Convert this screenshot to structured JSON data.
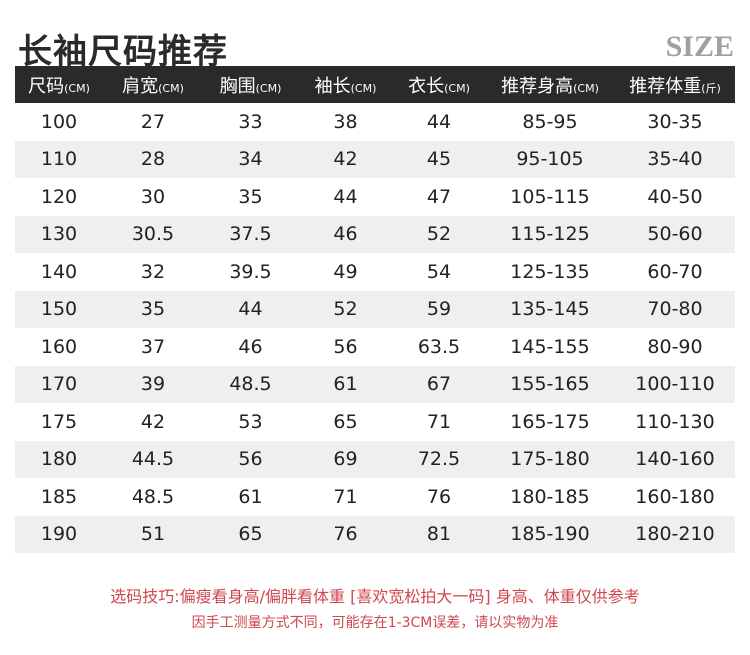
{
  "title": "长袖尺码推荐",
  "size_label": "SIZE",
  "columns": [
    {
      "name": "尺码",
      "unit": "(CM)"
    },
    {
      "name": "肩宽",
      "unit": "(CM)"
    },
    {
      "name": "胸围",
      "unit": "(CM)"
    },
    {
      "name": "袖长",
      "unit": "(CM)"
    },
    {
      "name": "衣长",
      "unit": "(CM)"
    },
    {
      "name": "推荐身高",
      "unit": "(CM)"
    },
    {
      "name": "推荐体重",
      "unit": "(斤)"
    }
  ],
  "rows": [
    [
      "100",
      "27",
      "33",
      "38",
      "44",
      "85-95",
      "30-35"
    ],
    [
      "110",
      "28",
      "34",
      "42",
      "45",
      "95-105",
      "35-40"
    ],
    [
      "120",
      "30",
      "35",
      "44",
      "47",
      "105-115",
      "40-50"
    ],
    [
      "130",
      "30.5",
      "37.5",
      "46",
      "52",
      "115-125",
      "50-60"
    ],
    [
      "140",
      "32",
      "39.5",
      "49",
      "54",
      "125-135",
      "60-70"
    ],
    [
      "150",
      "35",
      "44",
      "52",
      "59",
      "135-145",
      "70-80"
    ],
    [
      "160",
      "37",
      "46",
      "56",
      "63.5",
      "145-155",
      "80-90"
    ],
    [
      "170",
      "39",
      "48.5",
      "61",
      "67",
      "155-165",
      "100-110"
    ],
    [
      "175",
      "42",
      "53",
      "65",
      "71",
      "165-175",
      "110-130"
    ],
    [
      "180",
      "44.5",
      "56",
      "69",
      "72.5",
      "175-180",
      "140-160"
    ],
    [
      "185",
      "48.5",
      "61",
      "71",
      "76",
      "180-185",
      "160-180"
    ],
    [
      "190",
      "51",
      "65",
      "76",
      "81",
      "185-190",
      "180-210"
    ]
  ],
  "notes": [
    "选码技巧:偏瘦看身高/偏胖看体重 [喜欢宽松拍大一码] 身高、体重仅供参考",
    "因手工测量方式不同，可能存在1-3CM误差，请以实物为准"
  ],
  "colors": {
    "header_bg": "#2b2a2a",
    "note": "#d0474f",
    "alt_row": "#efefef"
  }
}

****

◆ CHALLENGE
Print out the lines exactly, skipping any picture.

◆ CORRECT RESPONSE
Convert this screenshot to structured JSON data.
{
  "title": "长袖尺码推荐",
  "size_label": "SIZE",
  "columns": [
    {
      "name": "尺码",
      "unit": "(CM)"
    },
    {
      "name": "肩宽",
      "unit": "(CM)"
    },
    {
      "name": "胸围",
      "unit": "(CM)"
    },
    {
      "name": "袖长",
      "unit": "(CM)"
    },
    {
      "name": "衣长",
      "unit": "(CM)"
    },
    {
      "name": "推荐身高",
      "unit": "(CM)"
    },
    {
      "name": "推荐体重",
      "unit": "(斤)"
    }
  ],
  "rows": [
    [
      "100",
      "27",
      "33",
      "38",
      "44",
      "85-95",
      "30-35"
    ],
    [
      "110",
      "28",
      "34",
      "42",
      "45",
      "95-105",
      "35-40"
    ],
    [
      "120",
      "30",
      "35",
      "44",
      "47",
      "105-115",
      "40-50"
    ],
    [
      "130",
      "30.5",
      "37.5",
      "46",
      "52",
      "115-125",
      "50-60"
    ],
    [
      "140",
      "32",
      "39.5",
      "49",
      "54",
      "125-135",
      "60-70"
    ],
    [
      "150",
      "35",
      "44",
      "52",
      "59",
      "135-145",
      "70-80"
    ],
    [
      "160",
      "37",
      "46",
      "56",
      "63.5",
      "145-155",
      "80-90"
    ],
    [
      "170",
      "39",
      "48.5",
      "61",
      "67",
      "155-165",
      "100-110"
    ],
    [
      "175",
      "42",
      "53",
      "65",
      "71",
      "165-175",
      "110-130"
    ],
    [
      "180",
      "44.5",
      "56",
      "69",
      "72.5",
      "175-180",
      "140-160"
    ],
    [
      "185",
      "48.5",
      "61",
      "71",
      "76",
      "180-185",
      "160-180"
    ],
    [
      "190",
      "51",
      "65",
      "76",
      "81",
      "185-190",
      "180-210"
    ]
  ],
  "notes": [
    "选码技巧:偏瘦看身高/偏胖看体重 [喜欢宽松拍大一码] 身高、体重仅供参考",
    "因手工测量方式不同，可能存在1-3CM误差，请以实物为准"
  ],
  "colors": {
    "header_bg": "#2b2a2a",
    "note": "#d0474f",
    "alt_row": "#efefef"
  }
}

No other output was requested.